WHAT YOU NEED TO DO.
Every line containing the word "Beats" needs to be found and copied.

MATERIAL SUPPLIED.

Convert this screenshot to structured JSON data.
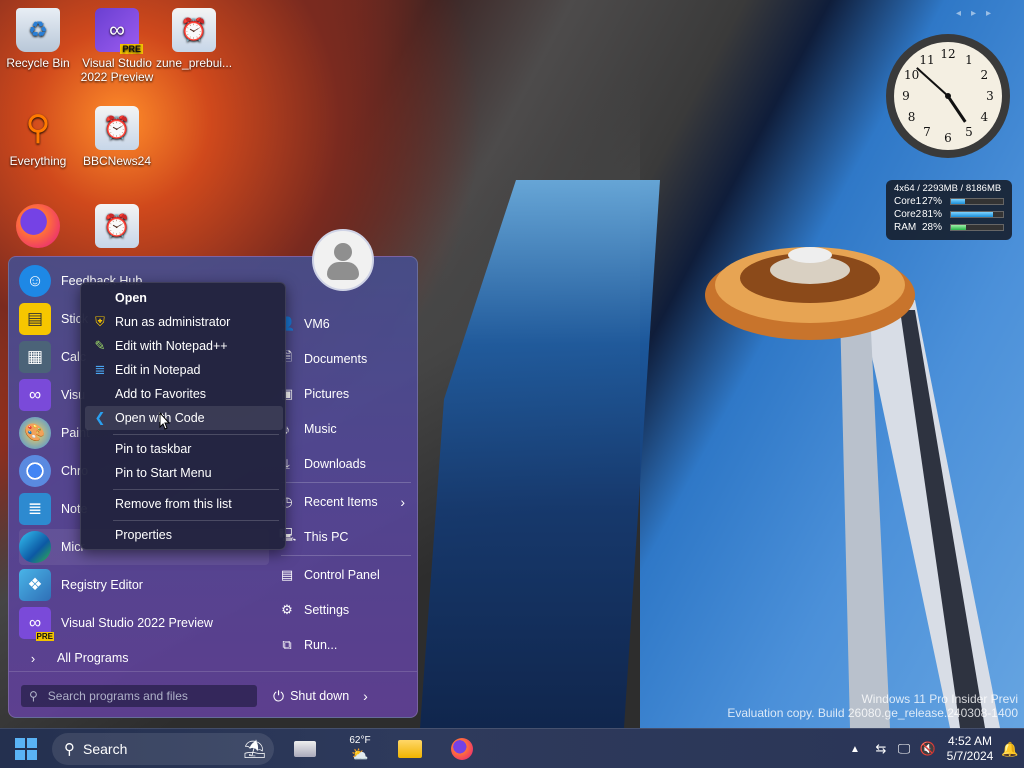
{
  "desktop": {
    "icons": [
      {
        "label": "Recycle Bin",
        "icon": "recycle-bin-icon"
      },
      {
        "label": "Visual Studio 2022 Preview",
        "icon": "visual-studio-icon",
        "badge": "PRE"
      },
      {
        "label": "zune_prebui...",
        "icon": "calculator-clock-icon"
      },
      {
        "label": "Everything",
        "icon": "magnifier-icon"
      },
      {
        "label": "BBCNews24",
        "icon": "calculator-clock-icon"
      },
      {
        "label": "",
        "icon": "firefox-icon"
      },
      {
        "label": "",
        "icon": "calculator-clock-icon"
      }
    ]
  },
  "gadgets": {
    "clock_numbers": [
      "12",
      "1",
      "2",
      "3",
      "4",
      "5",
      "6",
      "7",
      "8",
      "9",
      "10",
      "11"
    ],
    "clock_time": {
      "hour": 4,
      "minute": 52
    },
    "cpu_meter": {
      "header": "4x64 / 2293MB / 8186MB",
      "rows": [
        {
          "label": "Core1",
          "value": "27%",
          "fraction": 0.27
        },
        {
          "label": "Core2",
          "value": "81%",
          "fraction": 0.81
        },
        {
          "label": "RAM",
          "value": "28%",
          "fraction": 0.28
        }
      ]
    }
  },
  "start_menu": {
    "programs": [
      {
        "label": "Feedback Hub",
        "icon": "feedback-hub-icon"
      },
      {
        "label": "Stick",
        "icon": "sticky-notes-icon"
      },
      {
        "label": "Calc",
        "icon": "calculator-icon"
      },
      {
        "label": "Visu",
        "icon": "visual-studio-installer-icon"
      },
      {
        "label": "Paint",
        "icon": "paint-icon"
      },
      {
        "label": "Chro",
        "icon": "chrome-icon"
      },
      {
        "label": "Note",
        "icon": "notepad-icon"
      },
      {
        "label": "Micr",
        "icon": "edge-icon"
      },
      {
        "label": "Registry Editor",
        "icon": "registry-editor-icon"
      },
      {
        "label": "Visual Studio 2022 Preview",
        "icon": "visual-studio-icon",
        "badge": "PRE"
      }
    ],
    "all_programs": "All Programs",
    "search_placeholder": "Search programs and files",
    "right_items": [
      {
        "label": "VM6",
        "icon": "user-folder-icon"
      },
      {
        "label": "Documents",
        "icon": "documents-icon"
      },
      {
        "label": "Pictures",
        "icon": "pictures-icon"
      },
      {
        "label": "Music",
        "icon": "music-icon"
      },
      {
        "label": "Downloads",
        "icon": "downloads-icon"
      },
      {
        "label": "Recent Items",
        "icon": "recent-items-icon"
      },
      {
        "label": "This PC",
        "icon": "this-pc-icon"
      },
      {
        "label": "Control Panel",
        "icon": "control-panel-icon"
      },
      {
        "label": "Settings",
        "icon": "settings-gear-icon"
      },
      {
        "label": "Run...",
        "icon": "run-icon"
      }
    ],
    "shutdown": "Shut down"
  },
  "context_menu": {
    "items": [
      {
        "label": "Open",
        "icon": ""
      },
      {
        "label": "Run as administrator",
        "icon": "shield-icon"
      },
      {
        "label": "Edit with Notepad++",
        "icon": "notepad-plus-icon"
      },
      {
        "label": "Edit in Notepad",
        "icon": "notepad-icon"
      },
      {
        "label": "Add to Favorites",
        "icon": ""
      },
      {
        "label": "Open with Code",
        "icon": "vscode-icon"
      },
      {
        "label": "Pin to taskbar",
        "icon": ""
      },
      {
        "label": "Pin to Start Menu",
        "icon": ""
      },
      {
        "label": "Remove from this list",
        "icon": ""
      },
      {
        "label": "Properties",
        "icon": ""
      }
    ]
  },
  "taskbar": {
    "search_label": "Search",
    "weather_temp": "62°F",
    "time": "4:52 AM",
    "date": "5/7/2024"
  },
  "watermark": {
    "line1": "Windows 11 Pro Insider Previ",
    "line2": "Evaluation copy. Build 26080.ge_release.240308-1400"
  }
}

---

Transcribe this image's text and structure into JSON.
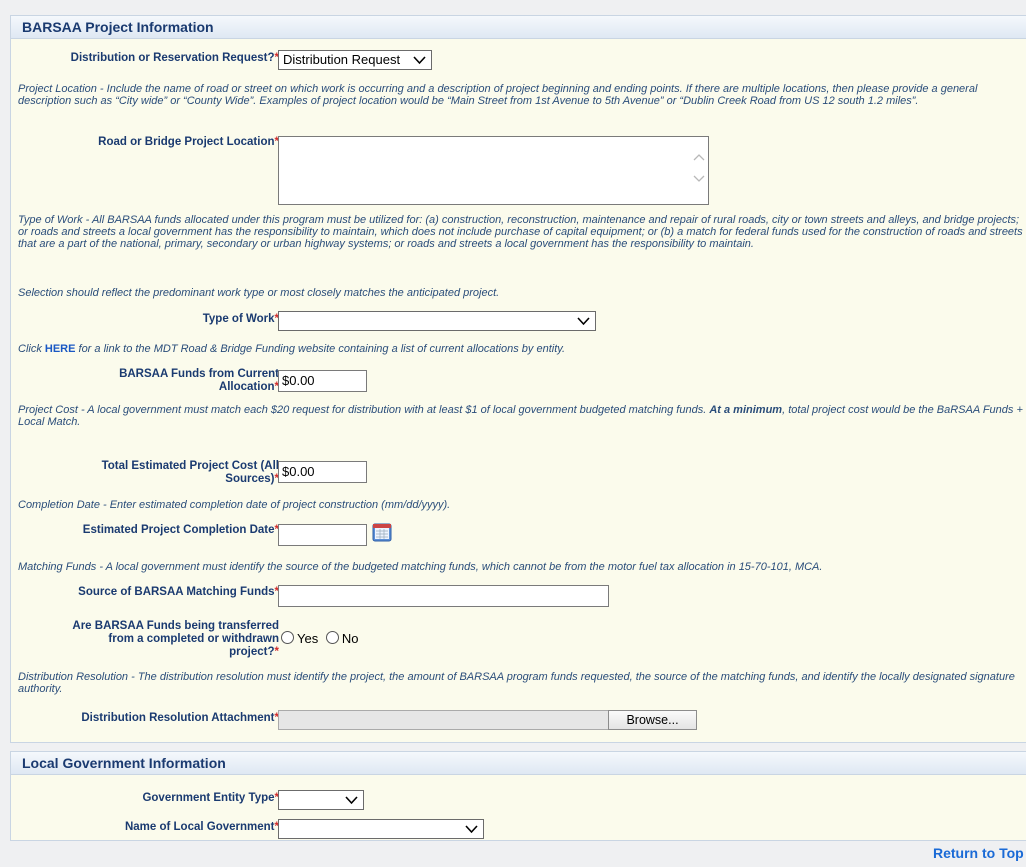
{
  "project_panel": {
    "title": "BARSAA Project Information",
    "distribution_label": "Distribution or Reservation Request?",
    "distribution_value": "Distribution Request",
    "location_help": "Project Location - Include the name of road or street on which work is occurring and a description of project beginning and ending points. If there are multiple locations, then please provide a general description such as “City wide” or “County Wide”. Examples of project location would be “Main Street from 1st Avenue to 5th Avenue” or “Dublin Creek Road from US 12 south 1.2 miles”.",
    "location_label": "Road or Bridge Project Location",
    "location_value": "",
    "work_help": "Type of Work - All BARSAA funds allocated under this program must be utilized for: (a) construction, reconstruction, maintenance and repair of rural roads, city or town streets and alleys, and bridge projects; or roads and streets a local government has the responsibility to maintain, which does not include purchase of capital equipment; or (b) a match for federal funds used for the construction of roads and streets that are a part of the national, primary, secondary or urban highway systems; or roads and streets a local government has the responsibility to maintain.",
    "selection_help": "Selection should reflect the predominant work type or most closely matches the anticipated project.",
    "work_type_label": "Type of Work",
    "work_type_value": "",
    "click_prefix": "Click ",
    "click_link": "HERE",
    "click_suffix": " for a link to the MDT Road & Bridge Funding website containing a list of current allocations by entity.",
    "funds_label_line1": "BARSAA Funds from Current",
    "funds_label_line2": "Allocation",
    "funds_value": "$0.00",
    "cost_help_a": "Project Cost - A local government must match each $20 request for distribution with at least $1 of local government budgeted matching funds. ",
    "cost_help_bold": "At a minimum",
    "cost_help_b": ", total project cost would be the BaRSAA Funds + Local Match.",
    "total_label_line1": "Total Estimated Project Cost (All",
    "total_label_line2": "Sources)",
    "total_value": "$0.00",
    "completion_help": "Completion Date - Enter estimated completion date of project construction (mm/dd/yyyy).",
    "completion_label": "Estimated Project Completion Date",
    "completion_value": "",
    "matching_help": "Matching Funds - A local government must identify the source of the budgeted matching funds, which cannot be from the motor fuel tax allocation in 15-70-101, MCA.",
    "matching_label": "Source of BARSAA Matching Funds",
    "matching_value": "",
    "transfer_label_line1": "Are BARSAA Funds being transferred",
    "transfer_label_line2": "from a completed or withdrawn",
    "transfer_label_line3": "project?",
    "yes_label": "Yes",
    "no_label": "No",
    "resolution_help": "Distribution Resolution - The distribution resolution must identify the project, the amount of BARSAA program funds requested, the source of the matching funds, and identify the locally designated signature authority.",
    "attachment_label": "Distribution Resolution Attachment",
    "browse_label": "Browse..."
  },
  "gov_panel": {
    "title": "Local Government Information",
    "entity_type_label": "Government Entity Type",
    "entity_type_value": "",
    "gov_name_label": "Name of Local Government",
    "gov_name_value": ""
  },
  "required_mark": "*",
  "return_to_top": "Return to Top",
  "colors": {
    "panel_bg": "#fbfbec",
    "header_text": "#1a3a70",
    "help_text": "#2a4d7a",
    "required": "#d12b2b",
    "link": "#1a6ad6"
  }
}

* * *

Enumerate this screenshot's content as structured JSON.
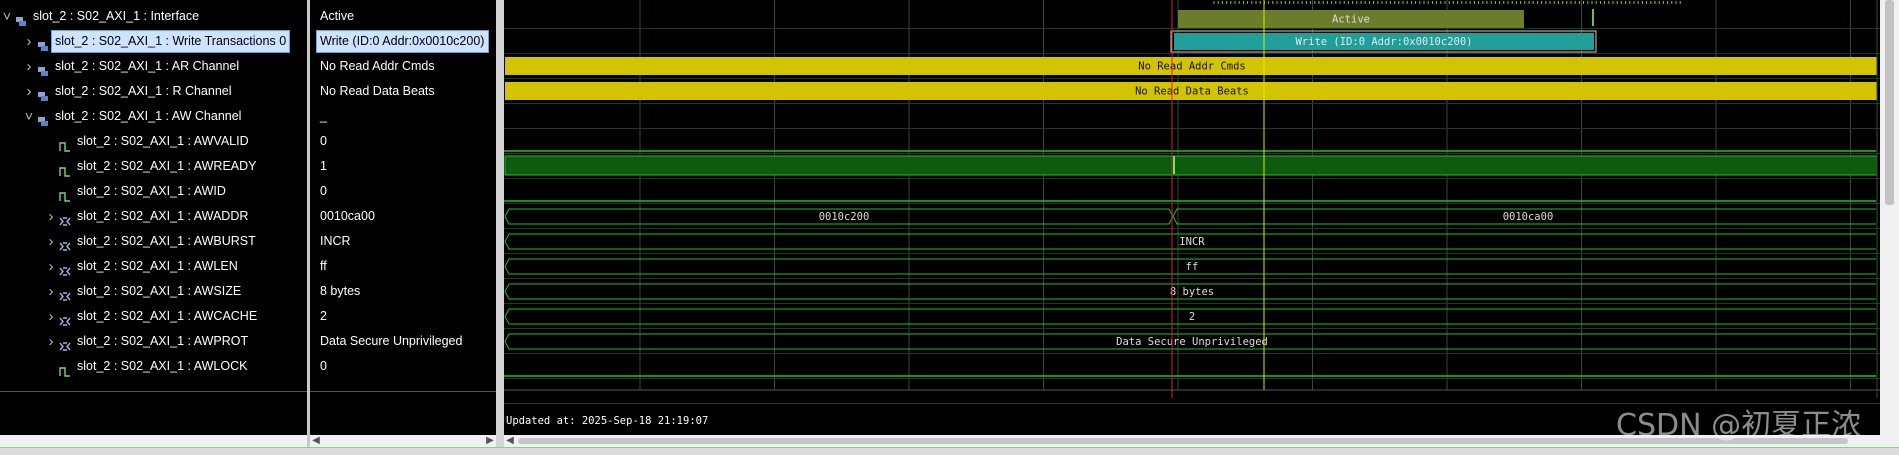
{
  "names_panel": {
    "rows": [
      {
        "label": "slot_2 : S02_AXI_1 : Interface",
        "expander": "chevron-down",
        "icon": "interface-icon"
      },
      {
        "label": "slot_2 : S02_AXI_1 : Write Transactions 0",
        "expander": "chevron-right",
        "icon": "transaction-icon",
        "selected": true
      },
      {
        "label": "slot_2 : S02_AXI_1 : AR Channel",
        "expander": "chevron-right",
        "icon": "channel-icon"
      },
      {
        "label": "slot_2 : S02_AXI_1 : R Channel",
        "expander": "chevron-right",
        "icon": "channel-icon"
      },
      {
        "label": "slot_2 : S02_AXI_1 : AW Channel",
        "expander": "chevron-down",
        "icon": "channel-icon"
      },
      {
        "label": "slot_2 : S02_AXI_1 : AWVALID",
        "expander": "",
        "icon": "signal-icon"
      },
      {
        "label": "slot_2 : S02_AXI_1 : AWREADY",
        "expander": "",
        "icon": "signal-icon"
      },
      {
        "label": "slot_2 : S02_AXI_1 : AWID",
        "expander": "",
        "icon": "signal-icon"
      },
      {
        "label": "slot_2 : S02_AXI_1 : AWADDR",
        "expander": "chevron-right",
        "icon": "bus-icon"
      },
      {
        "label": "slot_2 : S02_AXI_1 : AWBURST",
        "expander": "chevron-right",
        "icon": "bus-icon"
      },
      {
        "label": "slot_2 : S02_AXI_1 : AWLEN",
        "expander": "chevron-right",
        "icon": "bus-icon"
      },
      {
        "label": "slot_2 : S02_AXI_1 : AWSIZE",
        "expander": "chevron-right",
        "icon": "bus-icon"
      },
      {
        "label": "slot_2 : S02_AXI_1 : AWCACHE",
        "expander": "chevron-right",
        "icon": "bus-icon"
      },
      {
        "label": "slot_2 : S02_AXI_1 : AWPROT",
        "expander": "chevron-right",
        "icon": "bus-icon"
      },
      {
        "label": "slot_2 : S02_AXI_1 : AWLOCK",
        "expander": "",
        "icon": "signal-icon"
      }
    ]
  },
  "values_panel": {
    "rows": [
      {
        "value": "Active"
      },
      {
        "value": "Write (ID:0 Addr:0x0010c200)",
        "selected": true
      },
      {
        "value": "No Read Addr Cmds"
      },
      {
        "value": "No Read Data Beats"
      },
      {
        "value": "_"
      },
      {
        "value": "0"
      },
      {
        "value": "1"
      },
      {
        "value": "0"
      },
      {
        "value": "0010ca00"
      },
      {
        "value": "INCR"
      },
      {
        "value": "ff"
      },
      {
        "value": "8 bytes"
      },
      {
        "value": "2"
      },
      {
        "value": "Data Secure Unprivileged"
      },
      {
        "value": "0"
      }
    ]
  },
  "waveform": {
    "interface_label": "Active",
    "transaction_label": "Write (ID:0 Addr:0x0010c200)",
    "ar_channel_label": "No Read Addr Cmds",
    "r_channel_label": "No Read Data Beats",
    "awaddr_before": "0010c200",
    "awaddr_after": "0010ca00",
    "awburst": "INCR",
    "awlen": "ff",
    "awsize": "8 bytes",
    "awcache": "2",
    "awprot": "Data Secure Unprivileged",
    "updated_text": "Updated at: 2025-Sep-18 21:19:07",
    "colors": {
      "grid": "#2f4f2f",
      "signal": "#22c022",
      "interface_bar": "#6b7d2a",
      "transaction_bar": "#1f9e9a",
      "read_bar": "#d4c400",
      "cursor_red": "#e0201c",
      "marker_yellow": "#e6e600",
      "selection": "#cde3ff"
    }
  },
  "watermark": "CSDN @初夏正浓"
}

THE OUTPUT.
        "value": "No Read Data Beats"
    "r_channel_label": "No Read Data Beats",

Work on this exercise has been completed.